[[ Given data, beginning ]]

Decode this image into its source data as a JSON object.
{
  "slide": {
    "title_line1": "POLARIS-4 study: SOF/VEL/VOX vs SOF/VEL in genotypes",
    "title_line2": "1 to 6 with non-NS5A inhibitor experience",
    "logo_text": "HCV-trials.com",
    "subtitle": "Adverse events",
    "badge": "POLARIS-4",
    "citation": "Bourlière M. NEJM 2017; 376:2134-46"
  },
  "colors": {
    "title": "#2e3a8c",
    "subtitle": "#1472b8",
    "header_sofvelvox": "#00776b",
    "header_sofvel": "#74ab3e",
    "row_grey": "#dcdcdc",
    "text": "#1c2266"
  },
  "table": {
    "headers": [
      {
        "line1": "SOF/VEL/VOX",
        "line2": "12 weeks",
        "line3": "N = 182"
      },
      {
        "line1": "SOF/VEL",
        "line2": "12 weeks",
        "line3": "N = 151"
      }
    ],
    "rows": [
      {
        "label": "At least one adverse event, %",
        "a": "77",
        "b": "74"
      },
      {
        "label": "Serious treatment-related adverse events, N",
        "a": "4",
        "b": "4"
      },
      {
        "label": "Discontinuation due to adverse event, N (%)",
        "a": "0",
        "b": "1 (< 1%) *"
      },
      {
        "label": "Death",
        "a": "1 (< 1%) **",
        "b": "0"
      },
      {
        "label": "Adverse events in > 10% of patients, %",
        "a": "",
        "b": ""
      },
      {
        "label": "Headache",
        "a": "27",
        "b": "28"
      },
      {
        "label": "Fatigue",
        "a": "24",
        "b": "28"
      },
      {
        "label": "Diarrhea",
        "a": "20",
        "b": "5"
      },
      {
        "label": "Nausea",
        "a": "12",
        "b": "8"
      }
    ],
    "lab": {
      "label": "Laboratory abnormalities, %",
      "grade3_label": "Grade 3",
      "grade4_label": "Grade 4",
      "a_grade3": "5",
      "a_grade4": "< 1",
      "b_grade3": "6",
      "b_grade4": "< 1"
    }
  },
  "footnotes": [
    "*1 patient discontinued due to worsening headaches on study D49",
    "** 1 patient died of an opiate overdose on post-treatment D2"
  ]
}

[[ Given data, end ]]

■ To do ■
Copy every line above without altering a word.

■ Response to the task ■
Decode this image into its source data as a JSON object.
{
  "slide": {
    "title_line1": "POLARIS-4 study: SOF/VEL/VOX vs SOF/VEL in genotypes",
    "title_line2": "1 to 6 with non-NS5A inhibitor experience",
    "logo_text": "HCV-trials.com",
    "subtitle": "Adverse events",
    "badge": "POLARIS-4",
    "citation": "Bourlière M. NEJM 2017; 376:2134-46"
  },
  "colors": {
    "title": "#2e3a8c",
    "subtitle": "#1472b8",
    "header_sofvelvox": "#00776b",
    "header_sofvel": "#74ab3e",
    "row_grey": "#dcdcdc",
    "text": "#1c2266"
  },
  "table": {
    "headers": [
      {
        "line1": "SOF/VEL/VOX",
        "line2": "12 weeks",
        "line3": "N = 182"
      },
      {
        "line1": "SOF/VEL",
        "line2": "12 weeks",
        "line3": "N = 151"
      }
    ],
    "rows": [
      {
        "label": "At least one adverse event, %",
        "a": "77",
        "b": "74"
      },
      {
        "label": "Serious treatment-related adverse events, N",
        "a": "4",
        "b": "4"
      },
      {
        "label": "Discontinuation due to adverse event, N (%)",
        "a": "0",
        "b": "1 (< 1%) *"
      },
      {
        "label": "Death",
        "a": "1 (< 1%) **",
        "b": "0"
      },
      {
        "label": "Adverse events in > 10% of patients, %",
        "a": "",
        "b": ""
      },
      {
        "label": "Headache",
        "a": "27",
        "b": "28"
      },
      {
        "label": "Fatigue",
        "a": "24",
        "b": "28"
      },
      {
        "label": "Diarrhea",
        "a": "20",
        "b": "5"
      },
      {
        "label": "Nausea",
        "a": "12",
        "b": "8"
      }
    ],
    "lab": {
      "label": "Laboratory abnormalities, %",
      "grade3_label": "Grade 3",
      "grade4_label": "Grade 4",
      "a_grade3": "5",
      "a_grade4": "< 1",
      "b_grade3": "6",
      "b_grade4": "< 1"
    }
  },
  "footnotes": [
    "*1 patient discontinued due to worsening headaches on study D49",
    "** 1 patient died of an opiate overdose on post-treatment D2"
  ]
}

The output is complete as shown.